| Exercise instructions |
Using the records that follow, copy every line containing the word "xlabel".

:: Recorded information

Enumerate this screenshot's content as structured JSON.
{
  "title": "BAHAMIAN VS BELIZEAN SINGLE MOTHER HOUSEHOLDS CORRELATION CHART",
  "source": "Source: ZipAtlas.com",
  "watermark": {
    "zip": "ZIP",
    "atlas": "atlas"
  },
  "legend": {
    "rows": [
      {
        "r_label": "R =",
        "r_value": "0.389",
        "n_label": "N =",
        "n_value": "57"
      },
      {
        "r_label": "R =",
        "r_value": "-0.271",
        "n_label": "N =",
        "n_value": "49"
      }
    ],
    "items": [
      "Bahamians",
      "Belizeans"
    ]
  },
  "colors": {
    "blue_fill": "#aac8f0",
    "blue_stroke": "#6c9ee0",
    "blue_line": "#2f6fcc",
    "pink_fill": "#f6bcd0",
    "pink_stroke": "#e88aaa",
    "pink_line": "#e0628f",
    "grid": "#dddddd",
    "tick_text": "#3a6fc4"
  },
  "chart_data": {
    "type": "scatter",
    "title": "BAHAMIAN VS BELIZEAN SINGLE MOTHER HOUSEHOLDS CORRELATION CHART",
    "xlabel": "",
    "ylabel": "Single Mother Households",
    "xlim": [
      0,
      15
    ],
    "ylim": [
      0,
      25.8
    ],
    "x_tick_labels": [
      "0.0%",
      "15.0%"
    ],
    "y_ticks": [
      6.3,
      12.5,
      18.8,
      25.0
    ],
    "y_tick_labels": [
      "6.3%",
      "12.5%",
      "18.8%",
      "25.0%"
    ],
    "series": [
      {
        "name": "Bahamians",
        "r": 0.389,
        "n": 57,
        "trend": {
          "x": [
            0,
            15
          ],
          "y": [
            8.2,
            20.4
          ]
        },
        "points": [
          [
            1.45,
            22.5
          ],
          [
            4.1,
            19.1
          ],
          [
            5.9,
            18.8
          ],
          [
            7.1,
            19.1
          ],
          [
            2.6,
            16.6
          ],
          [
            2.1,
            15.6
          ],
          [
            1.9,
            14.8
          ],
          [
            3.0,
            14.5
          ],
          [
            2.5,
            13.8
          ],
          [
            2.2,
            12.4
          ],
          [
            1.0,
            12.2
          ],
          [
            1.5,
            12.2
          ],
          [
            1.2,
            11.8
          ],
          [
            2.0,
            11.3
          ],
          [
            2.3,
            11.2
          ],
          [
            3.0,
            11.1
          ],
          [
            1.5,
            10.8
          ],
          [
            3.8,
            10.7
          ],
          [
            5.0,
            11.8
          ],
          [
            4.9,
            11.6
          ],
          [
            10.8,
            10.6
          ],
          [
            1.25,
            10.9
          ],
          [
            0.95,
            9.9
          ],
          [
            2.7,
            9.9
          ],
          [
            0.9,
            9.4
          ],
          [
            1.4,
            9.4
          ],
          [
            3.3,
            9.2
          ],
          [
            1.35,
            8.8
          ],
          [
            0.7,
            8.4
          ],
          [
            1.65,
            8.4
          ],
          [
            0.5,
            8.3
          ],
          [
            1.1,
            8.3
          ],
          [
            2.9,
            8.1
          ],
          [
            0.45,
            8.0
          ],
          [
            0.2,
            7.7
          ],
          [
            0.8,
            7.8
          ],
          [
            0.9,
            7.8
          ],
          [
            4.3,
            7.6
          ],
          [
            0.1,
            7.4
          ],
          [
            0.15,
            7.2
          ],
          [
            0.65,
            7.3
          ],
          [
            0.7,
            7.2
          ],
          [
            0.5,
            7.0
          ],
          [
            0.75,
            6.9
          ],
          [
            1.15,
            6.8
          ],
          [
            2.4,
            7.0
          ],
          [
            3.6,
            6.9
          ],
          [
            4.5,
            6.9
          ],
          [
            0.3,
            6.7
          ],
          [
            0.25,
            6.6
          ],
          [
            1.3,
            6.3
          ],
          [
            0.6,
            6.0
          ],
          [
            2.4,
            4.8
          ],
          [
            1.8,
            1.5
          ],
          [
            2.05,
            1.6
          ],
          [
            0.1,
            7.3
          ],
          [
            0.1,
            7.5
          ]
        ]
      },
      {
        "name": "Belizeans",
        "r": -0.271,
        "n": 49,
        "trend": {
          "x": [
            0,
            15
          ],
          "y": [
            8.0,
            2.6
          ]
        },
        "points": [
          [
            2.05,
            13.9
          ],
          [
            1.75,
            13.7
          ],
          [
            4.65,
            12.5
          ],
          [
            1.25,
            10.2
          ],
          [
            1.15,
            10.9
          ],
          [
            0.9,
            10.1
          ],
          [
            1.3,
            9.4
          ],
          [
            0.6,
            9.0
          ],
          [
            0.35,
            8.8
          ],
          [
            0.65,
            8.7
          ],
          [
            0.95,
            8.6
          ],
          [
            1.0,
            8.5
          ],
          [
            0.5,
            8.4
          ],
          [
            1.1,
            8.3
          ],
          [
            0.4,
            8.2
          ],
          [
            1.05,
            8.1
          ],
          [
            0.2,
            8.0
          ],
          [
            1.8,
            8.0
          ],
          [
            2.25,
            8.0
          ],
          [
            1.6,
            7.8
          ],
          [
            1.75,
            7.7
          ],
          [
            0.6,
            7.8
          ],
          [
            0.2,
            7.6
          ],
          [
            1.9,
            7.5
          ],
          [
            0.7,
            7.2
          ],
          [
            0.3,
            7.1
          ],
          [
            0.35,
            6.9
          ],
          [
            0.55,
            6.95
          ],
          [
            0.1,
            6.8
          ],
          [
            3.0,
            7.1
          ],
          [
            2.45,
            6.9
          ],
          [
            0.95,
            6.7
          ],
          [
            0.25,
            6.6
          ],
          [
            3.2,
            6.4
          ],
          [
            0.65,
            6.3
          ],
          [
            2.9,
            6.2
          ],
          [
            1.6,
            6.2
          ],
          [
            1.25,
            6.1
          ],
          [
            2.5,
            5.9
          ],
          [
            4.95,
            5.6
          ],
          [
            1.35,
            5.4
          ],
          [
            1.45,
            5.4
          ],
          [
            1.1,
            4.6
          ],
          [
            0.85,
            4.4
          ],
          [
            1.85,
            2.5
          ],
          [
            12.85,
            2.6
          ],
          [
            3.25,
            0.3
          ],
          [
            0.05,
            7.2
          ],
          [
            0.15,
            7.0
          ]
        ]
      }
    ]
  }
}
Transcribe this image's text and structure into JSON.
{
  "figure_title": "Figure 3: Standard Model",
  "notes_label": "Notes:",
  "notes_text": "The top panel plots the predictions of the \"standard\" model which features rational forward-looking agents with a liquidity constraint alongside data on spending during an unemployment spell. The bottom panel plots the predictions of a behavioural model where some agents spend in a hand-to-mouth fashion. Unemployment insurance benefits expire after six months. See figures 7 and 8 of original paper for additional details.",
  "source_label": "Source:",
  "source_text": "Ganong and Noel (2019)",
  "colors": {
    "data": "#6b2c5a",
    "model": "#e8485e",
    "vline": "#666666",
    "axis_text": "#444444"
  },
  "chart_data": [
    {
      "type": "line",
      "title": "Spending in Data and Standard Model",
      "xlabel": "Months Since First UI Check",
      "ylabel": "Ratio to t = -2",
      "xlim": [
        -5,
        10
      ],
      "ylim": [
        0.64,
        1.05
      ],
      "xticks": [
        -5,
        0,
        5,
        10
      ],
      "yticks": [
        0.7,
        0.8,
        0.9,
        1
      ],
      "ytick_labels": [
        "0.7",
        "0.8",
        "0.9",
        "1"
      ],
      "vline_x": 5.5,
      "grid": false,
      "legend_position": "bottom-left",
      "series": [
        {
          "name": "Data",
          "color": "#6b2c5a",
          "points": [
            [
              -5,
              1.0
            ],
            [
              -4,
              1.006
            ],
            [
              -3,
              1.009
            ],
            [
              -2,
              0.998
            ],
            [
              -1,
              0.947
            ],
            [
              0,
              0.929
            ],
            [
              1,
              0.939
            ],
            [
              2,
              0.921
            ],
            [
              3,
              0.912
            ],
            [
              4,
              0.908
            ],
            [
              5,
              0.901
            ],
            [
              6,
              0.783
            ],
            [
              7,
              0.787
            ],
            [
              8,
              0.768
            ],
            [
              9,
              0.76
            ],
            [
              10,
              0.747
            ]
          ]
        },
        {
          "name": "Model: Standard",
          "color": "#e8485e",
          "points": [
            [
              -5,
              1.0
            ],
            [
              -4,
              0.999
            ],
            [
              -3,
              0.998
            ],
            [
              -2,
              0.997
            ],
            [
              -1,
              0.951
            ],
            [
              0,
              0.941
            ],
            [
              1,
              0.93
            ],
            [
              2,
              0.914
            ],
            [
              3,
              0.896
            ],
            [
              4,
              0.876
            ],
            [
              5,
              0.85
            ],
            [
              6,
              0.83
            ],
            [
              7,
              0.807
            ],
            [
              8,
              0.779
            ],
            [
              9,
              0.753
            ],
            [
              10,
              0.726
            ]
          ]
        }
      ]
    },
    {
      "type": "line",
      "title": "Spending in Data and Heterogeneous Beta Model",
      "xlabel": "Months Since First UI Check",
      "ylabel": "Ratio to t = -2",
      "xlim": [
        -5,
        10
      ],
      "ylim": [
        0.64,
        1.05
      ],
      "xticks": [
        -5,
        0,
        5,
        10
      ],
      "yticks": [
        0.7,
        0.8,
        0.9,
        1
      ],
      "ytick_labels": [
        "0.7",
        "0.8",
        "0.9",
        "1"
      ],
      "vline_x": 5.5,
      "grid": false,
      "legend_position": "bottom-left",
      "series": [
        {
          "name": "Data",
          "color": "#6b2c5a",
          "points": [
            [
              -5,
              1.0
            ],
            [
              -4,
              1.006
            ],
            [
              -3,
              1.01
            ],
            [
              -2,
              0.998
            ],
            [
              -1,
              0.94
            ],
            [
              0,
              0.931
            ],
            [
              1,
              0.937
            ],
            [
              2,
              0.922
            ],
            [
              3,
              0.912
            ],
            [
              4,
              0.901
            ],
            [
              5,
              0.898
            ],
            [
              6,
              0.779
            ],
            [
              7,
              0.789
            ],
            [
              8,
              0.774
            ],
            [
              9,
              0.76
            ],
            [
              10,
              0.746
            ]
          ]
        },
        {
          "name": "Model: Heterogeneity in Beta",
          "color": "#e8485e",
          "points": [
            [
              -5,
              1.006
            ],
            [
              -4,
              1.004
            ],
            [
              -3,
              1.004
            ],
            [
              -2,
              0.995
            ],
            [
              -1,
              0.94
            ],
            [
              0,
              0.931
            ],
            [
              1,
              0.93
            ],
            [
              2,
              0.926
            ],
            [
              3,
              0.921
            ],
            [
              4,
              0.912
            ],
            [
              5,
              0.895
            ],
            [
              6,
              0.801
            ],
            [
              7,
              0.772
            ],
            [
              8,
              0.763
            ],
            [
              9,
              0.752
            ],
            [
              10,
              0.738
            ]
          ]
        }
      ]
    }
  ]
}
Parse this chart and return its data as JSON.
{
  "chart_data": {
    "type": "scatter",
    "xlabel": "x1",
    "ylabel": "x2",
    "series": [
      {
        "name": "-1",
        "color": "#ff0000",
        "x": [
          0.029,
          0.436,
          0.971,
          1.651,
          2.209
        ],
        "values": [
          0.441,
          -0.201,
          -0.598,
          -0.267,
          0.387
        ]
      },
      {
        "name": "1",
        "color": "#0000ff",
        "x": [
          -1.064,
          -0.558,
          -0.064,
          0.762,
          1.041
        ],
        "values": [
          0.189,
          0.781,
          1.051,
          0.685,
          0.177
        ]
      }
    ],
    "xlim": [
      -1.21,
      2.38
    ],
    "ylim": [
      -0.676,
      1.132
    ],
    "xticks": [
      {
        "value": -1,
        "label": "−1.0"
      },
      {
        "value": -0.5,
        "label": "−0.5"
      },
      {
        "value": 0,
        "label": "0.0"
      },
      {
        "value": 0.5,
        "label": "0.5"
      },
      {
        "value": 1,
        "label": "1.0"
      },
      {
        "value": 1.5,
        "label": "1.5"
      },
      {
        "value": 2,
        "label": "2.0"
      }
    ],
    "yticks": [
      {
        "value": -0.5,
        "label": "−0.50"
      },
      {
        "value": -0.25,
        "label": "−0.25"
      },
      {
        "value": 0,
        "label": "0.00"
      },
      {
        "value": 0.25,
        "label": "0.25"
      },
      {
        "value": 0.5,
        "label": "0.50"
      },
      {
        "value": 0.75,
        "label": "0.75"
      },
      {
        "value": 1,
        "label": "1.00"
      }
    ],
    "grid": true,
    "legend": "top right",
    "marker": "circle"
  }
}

::::

| Task output |
    "xlabel": "",
      "xlabel": "Months Since First UI Check",
      "xlabel": "Months Since First UI Check",
    "xlabel": "x1",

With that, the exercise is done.